SHORT PROBLEM> State how many lines of the data contain the word "name", and write nothing besides the number.

>> START GIVEN INFORMATION

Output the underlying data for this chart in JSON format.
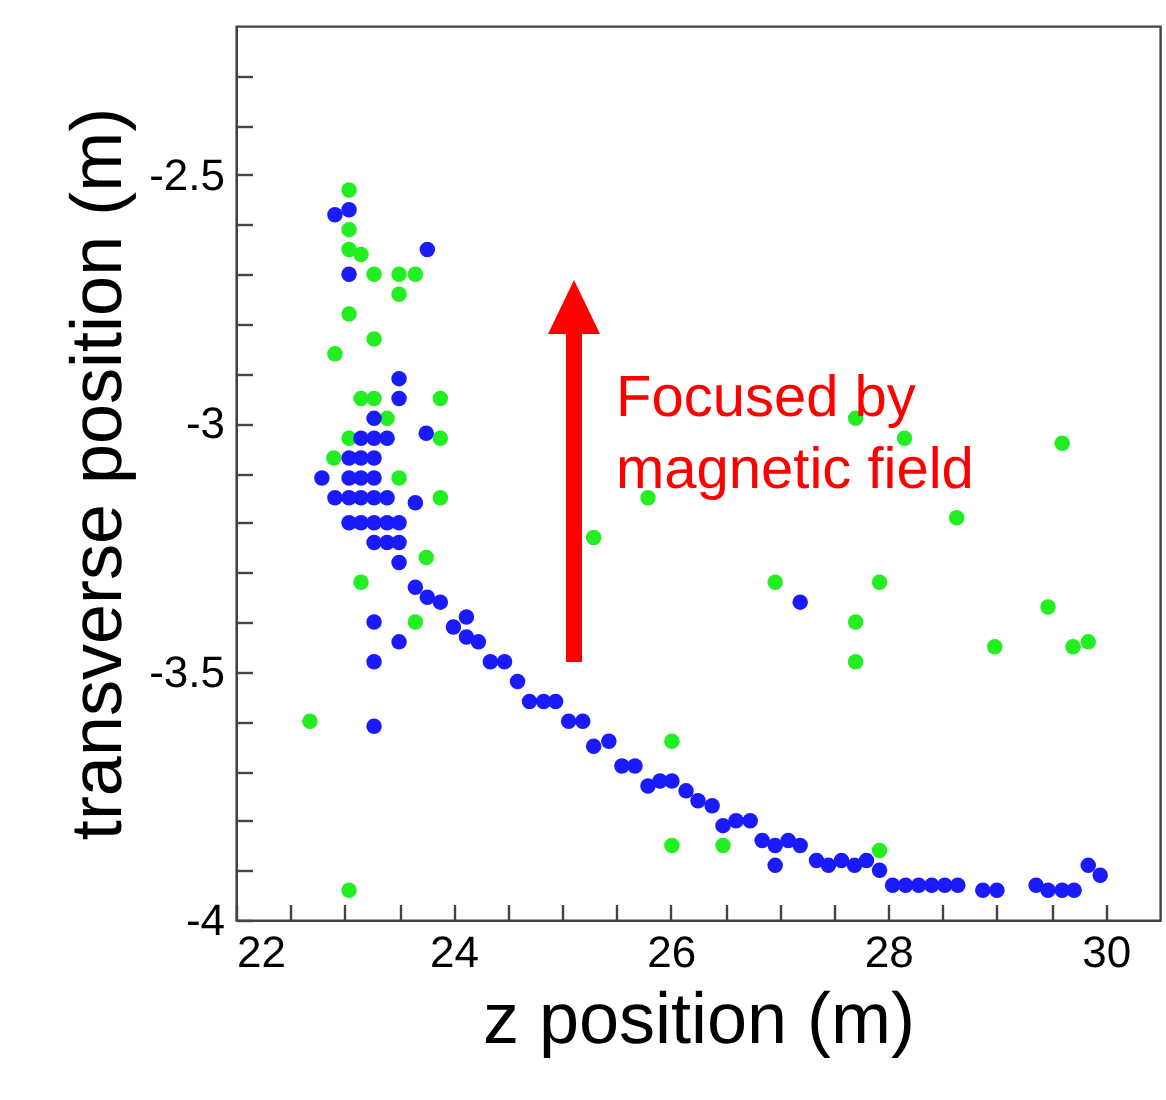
{
  "chart_data": {
    "type": "scatter",
    "xlabel": "z position (m)",
    "ylabel": "transverse position (m)",
    "annotations": [
      "Focused by magnetic field"
    ],
    "xlim": [
      22,
      30.5
    ],
    "ylim": [
      -4,
      -2.2
    ],
    "xticks": [
      22,
      {
        "value": 22.5,
        "label": null
      },
      24,
      {
        "value": 23,
        "label": null
      },
      {
        "value": 23.5,
        "label": null
      },
      {
        "value": 24.5,
        "label": null
      },
      26,
      {
        "value": 25,
        "label": null
      },
      {
        "value": 25.5,
        "label": null
      },
      {
        "value": 26.5,
        "label": null
      },
      28,
      {
        "value": 27,
        "label": null
      },
      {
        "value": 27.5,
        "label": null
      },
      {
        "value": 28.5,
        "label": null
      },
      30,
      {
        "value": 29,
        "label": null
      },
      {
        "value": 29.5,
        "label": null
      }
    ],
    "yticks": [
      -4,
      {
        "value": -3.9,
        "label": null
      },
      {
        "value": -3.8,
        "label": null
      },
      {
        "value": -3.7,
        "label": null
      },
      {
        "value": -3.6,
        "label": null
      },
      -3.5,
      {
        "value": -3.4,
        "label": null
      },
      {
        "value": -3.3,
        "label": null
      },
      {
        "value": -3.2,
        "label": null
      },
      {
        "value": -3.1,
        "label": null
      },
      -3,
      {
        "value": -2.9,
        "label": null
      },
      {
        "value": -2.8,
        "label": null
      },
      {
        "value": -2.7,
        "label": null
      },
      {
        "value": -2.6,
        "label": null
      },
      -2.5,
      {
        "value": -2.4,
        "label": null
      },
      {
        "value": -2.3,
        "label": null
      }
    ],
    "grid": false,
    "series": [
      {
        "color": "#22ee22",
        "x": [
          23.04,
          23.04,
          23.04,
          23.15,
          23.27,
          23.5,
          23.65,
          23.5,
          23.04,
          23.27,
          22.91,
          23.15,
          23.27,
          23.39,
          23.88,
          23.04,
          22.9,
          23.88,
          23.5,
          23.88,
          23.75,
          23.15,
          23.65,
          22.68,
          23.04,
          27.7,
          28.15,
          29.6,
          25.79,
          28.63,
          25.29,
          26.96,
          27.92,
          29.47,
          27.7,
          27.7,
          28.98,
          29.7,
          29.84,
          26.01,
          26.01,
          26.48,
          27.92
        ],
        "values": [
          -2.53,
          -2.61,
          -2.65,
          -2.66,
          -2.7,
          -2.7,
          -2.7,
          -2.74,
          -2.78,
          -2.83,
          -2.86,
          -2.95,
          -2.95,
          -2.99,
          -2.95,
          -3.03,
          -3.07,
          -3.03,
          -3.11,
          -3.15,
          -3.27,
          -3.32,
          -3.4,
          -3.6,
          -3.94,
          -2.99,
          -3.03,
          -3.04,
          -3.15,
          -3.19,
          -3.23,
          -3.32,
          -3.32,
          -3.37,
          -3.4,
          -3.48,
          -3.45,
          -3.45,
          -3.44,
          -3.64,
          -3.85,
          -3.85,
          -3.86
        ]
      },
      {
        "color": "#1a1aff",
        "x": [
          22.91,
          23.04,
          23.76,
          23.04,
          23.5,
          23.5,
          23.75,
          23.27,
          23.15,
          23.27,
          23.39,
          23.04,
          23.15,
          23.27,
          23.04,
          23.15,
          23.27,
          22.79,
          22.91,
          23.04,
          23.15,
          23.27,
          23.39,
          23.65,
          23.04,
          23.15,
          23.27,
          23.39,
          23.5,
          23.27,
          23.39,
          23.5,
          23.5,
          23.65,
          23.76,
          23.88,
          24.12,
          24.0,
          24.12,
          24.23,
          23.27,
          23.5,
          23.27,
          23.27,
          24.34,
          24.47,
          24.59,
          24.7,
          24.83,
          24.94,
          25.06,
          25.19,
          25.29,
          25.43,
          25.55,
          25.67,
          25.79,
          25.9,
          26.01,
          26.14,
          26.25,
          26.38,
          26.48,
          26.6,
          26.73,
          26.84,
          26.96,
          27.08,
          27.19,
          26.96,
          27.34,
          27.45,
          27.57,
          27.69,
          27.8,
          27.92,
          28.04,
          28.16,
          28.28,
          28.4,
          28.52,
          28.64,
          28.87,
          29.0,
          29.36,
          29.47,
          29.6,
          29.71,
          29.84,
          29.95,
          27.19
        ],
        "values": [
          -2.58,
          -2.57,
          -2.65,
          -2.7,
          -2.91,
          -2.95,
          -3.02,
          -2.99,
          -3.03,
          -3.03,
          -3.03,
          -3.07,
          -3.07,
          -3.07,
          -3.11,
          -3.11,
          -3.11,
          -3.11,
          -3.15,
          -3.15,
          -3.15,
          -3.15,
          -3.15,
          -3.16,
          -3.2,
          -3.2,
          -3.2,
          -3.2,
          -3.2,
          -3.24,
          -3.24,
          -3.24,
          -3.28,
          -3.33,
          -3.35,
          -3.36,
          -3.39,
          -3.41,
          -3.43,
          -3.44,
          -3.4,
          -3.44,
          -3.48,
          -3.61,
          -3.48,
          -3.48,
          -3.52,
          -3.56,
          -3.56,
          -3.56,
          -3.6,
          -3.6,
          -3.65,
          -3.64,
          -3.69,
          -3.69,
          -3.73,
          -3.72,
          -3.72,
          -3.74,
          -3.76,
          -3.77,
          -3.81,
          -3.8,
          -3.8,
          -3.84,
          -3.85,
          -3.84,
          -3.85,
          -3.89,
          -3.88,
          -3.89,
          -3.88,
          -3.89,
          -3.88,
          -3.9,
          -3.93,
          -3.93,
          -3.93,
          -3.93,
          -3.93,
          -3.93,
          -3.94,
          -3.94,
          -3.93,
          -3.94,
          -3.94,
          -3.94,
          -3.89,
          -3.91,
          -3.36
        ]
      }
    ]
  }
}
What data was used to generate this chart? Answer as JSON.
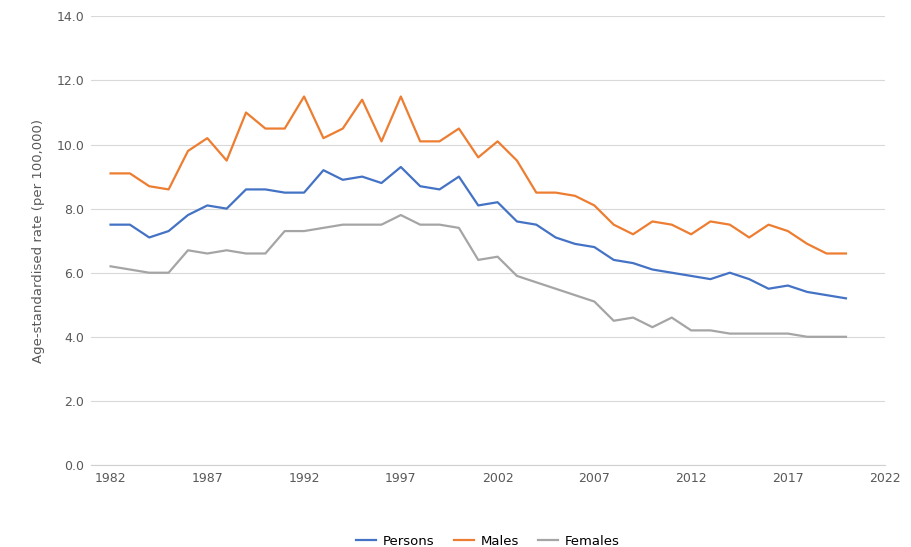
{
  "years": [
    1982,
    1983,
    1984,
    1985,
    1986,
    1987,
    1988,
    1989,
    1990,
    1991,
    1992,
    1993,
    1994,
    1995,
    1996,
    1997,
    1998,
    1999,
    2000,
    2001,
    2002,
    2003,
    2004,
    2005,
    2006,
    2007,
    2008,
    2009,
    2010,
    2011,
    2012,
    2013,
    2014,
    2015,
    2016,
    2017,
    2018,
    2019,
    2020
  ],
  "persons": [
    7.5,
    7.5,
    7.1,
    7.3,
    7.8,
    8.1,
    8.0,
    8.6,
    8.6,
    8.5,
    8.5,
    9.2,
    8.9,
    9.0,
    8.8,
    9.3,
    8.7,
    8.6,
    9.0,
    8.1,
    8.2,
    7.6,
    7.5,
    7.1,
    6.9,
    6.8,
    6.4,
    6.3,
    6.1,
    6.0,
    5.9,
    5.8,
    6.0,
    5.8,
    5.5,
    5.6,
    5.4,
    5.3,
    5.2
  ],
  "males": [
    9.1,
    9.1,
    8.7,
    8.6,
    9.8,
    10.2,
    9.5,
    11.0,
    10.5,
    10.5,
    11.5,
    10.2,
    10.5,
    11.4,
    10.1,
    11.5,
    10.1,
    10.1,
    10.5,
    9.6,
    10.1,
    9.5,
    8.5,
    8.5,
    8.4,
    8.1,
    7.5,
    7.2,
    7.6,
    7.5,
    7.2,
    7.6,
    7.5,
    7.1,
    7.5,
    7.3,
    6.9,
    6.6,
    6.6
  ],
  "females": [
    6.2,
    6.1,
    6.0,
    6.0,
    6.7,
    6.6,
    6.7,
    6.6,
    6.6,
    7.3,
    7.3,
    7.4,
    7.5,
    7.5,
    7.5,
    7.8,
    7.5,
    7.5,
    7.4,
    6.4,
    6.5,
    5.9,
    5.7,
    5.5,
    5.3,
    5.1,
    4.5,
    4.6,
    4.3,
    4.6,
    4.2,
    4.2,
    4.1,
    4.1,
    4.1,
    4.1,
    4.0,
    4.0,
    4.0
  ],
  "persons_color": "#4472C4",
  "males_color": "#ED7D31",
  "females_color": "#A5A5A5",
  "ylabel": "Age-standardised rate (per 100,000)",
  "ylim": [
    0.0,
    14.0
  ],
  "yticks": [
    0.0,
    2.0,
    4.0,
    6.0,
    8.0,
    10.0,
    12.0,
    14.0
  ],
  "xlim": [
    1981,
    2022
  ],
  "xticks": [
    1982,
    1987,
    1992,
    1997,
    2002,
    2007,
    2012,
    2017,
    2022
  ],
  "legend_labels": [
    "Persons",
    "Males",
    "Females"
  ],
  "grid_color": "#D9D9D9",
  "background_color": "#FFFFFF",
  "line_width": 1.6
}
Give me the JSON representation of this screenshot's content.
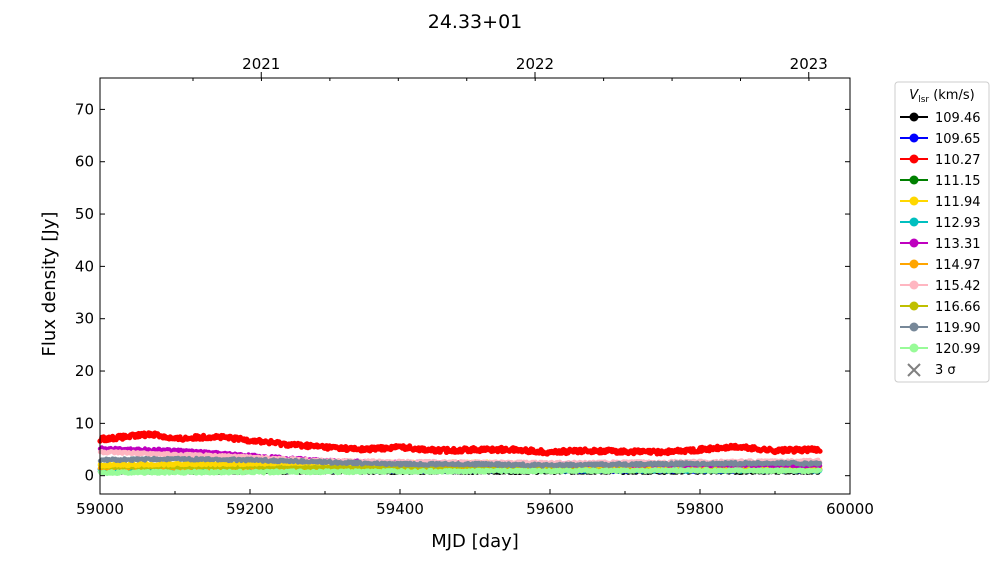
{
  "chart_data": {
    "type": "scatter",
    "title": "24.33+01",
    "xlabel": "MJD [day]",
    "ylabel": "Flux density [Jy]",
    "xlim": [
      59000,
      60000
    ],
    "ylim": [
      -3.5,
      76
    ],
    "x_ticks": [
      "59000",
      "59200",
      "59400",
      "59600",
      "59800",
      "60000"
    ],
    "y_ticks": [
      "0",
      "10",
      "20",
      "30",
      "40",
      "50",
      "60",
      "70"
    ],
    "top_axis_ticks": [
      {
        "label": "2021",
        "mjd": 59215
      },
      {
        "label": "2022",
        "mjd": 59580
      },
      {
        "label": "2023",
        "mjd": 59945
      }
    ],
    "legend": {
      "title_main": "V",
      "title_sub": "lsr",
      "title_unit": " (km/s)",
      "placement": "outside-right",
      "sigma_label": "3 σ",
      "sigma_color": "#808080"
    },
    "x_range_observed": [
      59000,
      59960
    ],
    "series": [
      {
        "name": "109.46",
        "color": "#000000",
        "x": [
          59000,
          59960
        ],
        "y": [
          0.8,
          0.8
        ]
      },
      {
        "name": "109.65",
        "color": "#0000ff",
        "x": [
          59000,
          59960
        ],
        "y": [
          1.0,
          1.0
        ]
      },
      {
        "name": "110.27",
        "color": "#ff0000",
        "x": [
          59000,
          59040,
          59070,
          59100,
          59150,
          59200,
          59250,
          59300,
          59350,
          59400,
          59450,
          59500,
          59550,
          59600,
          59650,
          59700,
          59750,
          59800,
          59850,
          59900,
          59960
        ],
        "y": [
          7.0,
          7.5,
          8.0,
          7.0,
          7.5,
          6.8,
          6.0,
          5.5,
          5.0,
          5.5,
          4.8,
          5.0,
          5.0,
          4.5,
          4.8,
          4.6,
          4.5,
          5.0,
          5.5,
          4.8,
          5.0
        ]
      },
      {
        "name": "111.15",
        "color": "#008000",
        "x": [
          59000,
          59960
        ],
        "y": [
          1.4,
          1.1
        ]
      },
      {
        "name": "111.94",
        "color": "#ffd700",
        "x": [
          59000,
          59100,
          59200,
          59300,
          59400,
          59500,
          59600,
          59700,
          59800,
          59900,
          59960
        ],
        "y": [
          2.0,
          2.2,
          2.3,
          2.6,
          2.4,
          2.5,
          2.1,
          2.0,
          2.0,
          1.9,
          1.8
        ]
      },
      {
        "name": "112.93",
        "color": "#00bfbf",
        "x": [
          59000,
          59960
        ],
        "y": [
          1.2,
          1.0
        ]
      },
      {
        "name": "113.31",
        "color": "#bf00bf",
        "x": [
          59000,
          59100,
          59200,
          59300,
          59400,
          59600,
          59800,
          59960
        ],
        "y": [
          5.2,
          4.8,
          3.8,
          2.8,
          2.4,
          2.2,
          2.1,
          2.0
        ]
      },
      {
        "name": "114.97",
        "color": "#ffa500",
        "x": [
          59000,
          59960
        ],
        "y": [
          1.6,
          1.3
        ]
      },
      {
        "name": "115.42",
        "color": "#ffb6c1",
        "x": [
          59000,
          59100,
          59200,
          59300,
          59400,
          59600,
          59800,
          59960
        ],
        "y": [
          4.5,
          4.0,
          3.5,
          2.8,
          2.6,
          2.4,
          2.6,
          2.8
        ]
      },
      {
        "name": "116.66",
        "color": "#bfbf00",
        "x": [
          59000,
          59960
        ],
        "y": [
          1.8,
          1.5
        ]
      },
      {
        "name": "119.90",
        "color": "#778899",
        "x": [
          59000,
          59100,
          59200,
          59300,
          59400,
          59500,
          59600,
          59700,
          59800,
          59900,
          59960
        ],
        "y": [
          3.0,
          3.2,
          3.0,
          2.6,
          2.2,
          2.2,
          2.0,
          2.2,
          2.3,
          2.4,
          2.3
        ]
      },
      {
        "name": "120.99",
        "color": "#98fb98",
        "x": [
          59000,
          59200,
          59400,
          59600,
          59800,
          59960
        ],
        "y": [
          0.6,
          0.7,
          0.8,
          0.9,
          1.0,
          0.9
        ]
      }
    ]
  }
}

>> END GIVEN INFORMATION

SOLVED EXERCISE> 12